• [Task instructions]: Leave out the pictures; transcribe all else exactly.

• [Stored items from a collection]:

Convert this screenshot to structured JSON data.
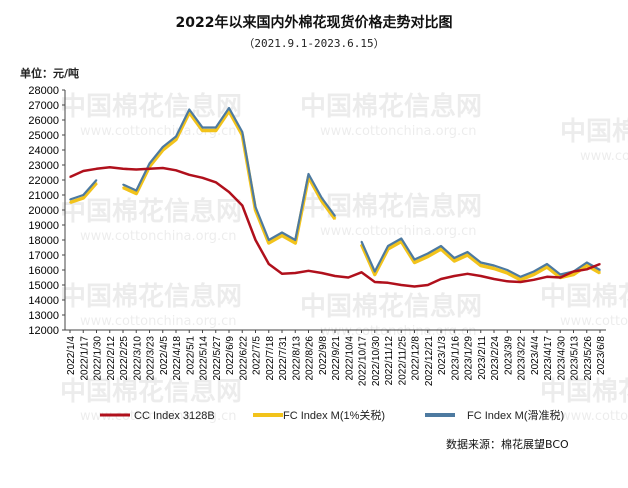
{
  "watermark": {
    "text": "中国棉花信息网",
    "url": "www.cottonchina.org.cn"
  },
  "chart_data": {
    "type": "line",
    "title": "2022年以来国内外棉花现货价格走势对比图",
    "subtitle": "（2021.9.1-2023.6.15）",
    "unit_label": "单位：元/吨",
    "source": "数据来源：棉花展望BCO",
    "ylim": [
      12000,
      28000
    ],
    "y_ticks": [
      12000,
      13000,
      14000,
      15000,
      16000,
      17000,
      18000,
      19000,
      20000,
      21000,
      22000,
      23000,
      24000,
      25000,
      26000,
      27000,
      28000
    ],
    "categories": [
      "2022/1/4",
      "2022/1/17",
      "2022/1/30",
      "2022/2/12",
      "2022/2/25",
      "2022/3/10",
      "2022/3/23",
      "2022/4/5",
      "2022/4/18",
      "2022/5/1",
      "2022/5/14",
      "2022/5/27",
      "2022/6/9",
      "2022/6/22",
      "2022/7/5",
      "2022/7/18",
      "2022/7/31",
      "2022/8/13",
      "2022/8/26",
      "2022/9/8",
      "2022/9/21",
      "2022/10/4",
      "2022/10/17",
      "2022/10/30",
      "2022/11/12",
      "2022/11/25",
      "2022/12/8",
      "2022/12/21",
      "2023/1/3",
      "2023/1/16",
      "2023/1/29",
      "2023/2/11",
      "2023/2/24",
      "2023/3/9",
      "2023/3/22",
      "2023/4/4",
      "2023/4/17",
      "2023/4/30",
      "2023/5/13",
      "2023/5/26",
      "2023/6/8"
    ],
    "series": [
      {
        "name": "CC Index 3128B",
        "color": "#b0101c",
        "values": [
          22200,
          22600,
          22750,
          22850,
          22750,
          22700,
          22750,
          22800,
          22650,
          22350,
          22150,
          21850,
          21200,
          20300,
          18000,
          16400,
          15750,
          15800,
          15950,
          15800,
          15600,
          15500,
          15850,
          15200,
          15150,
          15000,
          14900,
          15000,
          15400,
          15600,
          15750,
          15600,
          15400,
          15250,
          15200,
          15350,
          15550,
          15500,
          15900,
          16050,
          16400
        ]
      },
      {
        "name": "FC Index M(1%关税)",
        "color": "#f2c31b",
        "values": [
          20500,
          20800,
          21800,
          null,
          21500,
          21100,
          22900,
          24000,
          24700,
          26500,
          25300,
          25300,
          26600,
          25000,
          20000,
          17800,
          18300,
          17800,
          22200,
          20600,
          19400,
          null,
          17700,
          15700,
          17400,
          17900,
          16500,
          16900,
          17400,
          16600,
          17000,
          16300,
          16100,
          15800,
          15350,
          15700,
          16200,
          15500,
          15700,
          16300,
          15800
        ]
      },
      {
        "name": "FC Index M(滑准税)",
        "color": "#4d7aa0",
        "values": [
          20700,
          21000,
          22000,
          null,
          21700,
          21300,
          23100,
          24200,
          24900,
          26700,
          25500,
          25500,
          26800,
          25200,
          20200,
          18000,
          18500,
          18000,
          22400,
          20800,
          19600,
          null,
          17900,
          15900,
          17600,
          18100,
          16700,
          17100,
          17600,
          16800,
          17200,
          16500,
          16300,
          16000,
          15550,
          15900,
          16400,
          15700,
          15900,
          16500,
          16000
        ]
      }
    ]
  }
}
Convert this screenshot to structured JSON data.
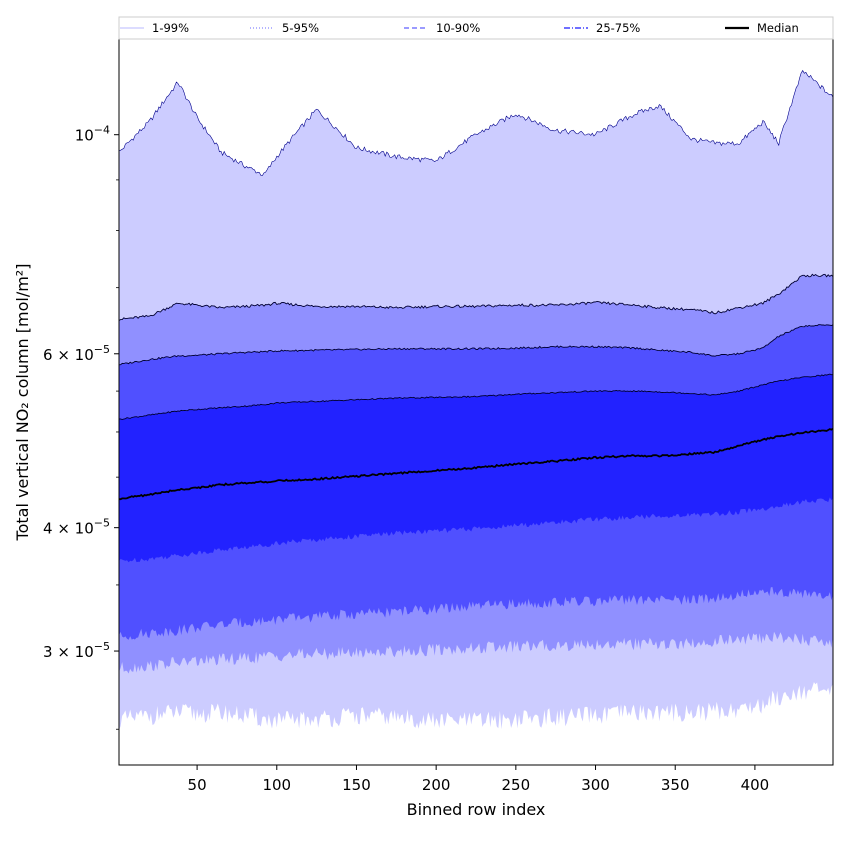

• [Final answer]:
Convert this screenshot to structured JSON data.
{
  "watermark": {
    "text": "中国棉花信息网",
    "url": "www.cottonchina.org.cn"
  },
  "chart_data": {
    "type": "line",
    "title": "2022年以来国内外棉花现货价格走势对比图",
    "subtitle": "（2021.9.1-2023.6.15）",
    "unit_label": "单位：元/吨",
    "source": "数据来源：棉花展望BCO",
    "ylim": [
      12000,
      28000
    ],
    "y_ticks": [
      12000,
      13000,
      14000,
      15000,
      16000,
      17000,
      18000,
      19000,
      20000,
      21000,
      22000,
      23000,
      24000,
      25000,
      26000,
      27000,
      28000
    ],
    "categories": [
      "2022/1/4",
      "2022/1/17",
      "2022/1/30",
      "2022/2/12",
      "2022/2/25",
      "2022/3/10",
      "2022/3/23",
      "2022/4/5",
      "2022/4/18",
      "2022/5/1",
      "2022/5/14",
      "2022/5/27",
      "2022/6/9",
      "2022/6/22",
      "2022/7/5",
      "2022/7/18",
      "2022/7/31",
      "2022/8/13",
      "2022/8/26",
      "2022/9/8",
      "2022/9/21",
      "2022/10/4",
      "2022/10/17",
      "2022/10/30",
      "2022/11/12",
      "2022/11/25",
      "2022/12/8",
      "2022/12/21",
      "2023/1/3",
      "2023/1/16",
      "2023/1/29",
      "2023/2/11",
      "2023/2/24",
      "2023/3/9",
      "2023/3/22",
      "2023/4/4",
      "2023/4/17",
      "2023/4/30",
      "2023/5/13",
      "2023/5/26",
      "2023/6/8"
    ],
    "series": [
      {
        "name": "CC Index 3128B",
        "color": "#b0101c",
        "values": [
          22200,
          22600,
          22750,
          22850,
          22750,
          22700,
          22750,
          22800,
          22650,
          22350,
          22150,
          21850,
          21200,
          20300,
          18000,
          16400,
          15750,
          15800,
          15950,
          15800,
          15600,
          15500,
          15850,
          15200,
          15150,
          15000,
          14900,
          15000,
          15400,
          15600,
          15750,
          15600,
          15400,
          15250,
          15200,
          15350,
          15550,
          15500,
          15900,
          16050,
          16400
        ]
      },
      {
        "name": "FC Index M(1%关税)",
        "color": "#f2c31b",
        "values": [
          20500,
          20800,
          21800,
          null,
          21500,
          21100,
          22900,
          24000,
          24700,
          26500,
          25300,
          25300,
          26600,
          25000,
          20000,
          17800,
          18300,
          17800,
          22200,
          20600,
          19400,
          null,
          17700,
          15700,
          17400,
          17900,
          16500,
          16900,
          17400,
          16600,
          17000,
          16300,
          16100,
          15800,
          15350,
          15700,
          16200,
          15500,
          15700,
          16300,
          15800
        ]
      },
      {
        "name": "FC Index M(滑准税)",
        "color": "#4d7aa0",
        "values": [
          20700,
          21000,
          22000,
          null,
          21700,
          21300,
          23100,
          24200,
          24900,
          26700,
          25500,
          25500,
          26800,
          25200,
          20200,
          18000,
          18500,
          18000,
          22400,
          20800,
          19600,
          null,
          17900,
          15900,
          17600,
          18100,
          16700,
          17100,
          17600,
          16800,
          17200,
          16500,
          16300,
          16000,
          15550,
          15900,
          16400,
          15700,
          15900,
          16500,
          16000
        ]
      }
    ]
  }
}
Convert this screenshot to structured JSON data.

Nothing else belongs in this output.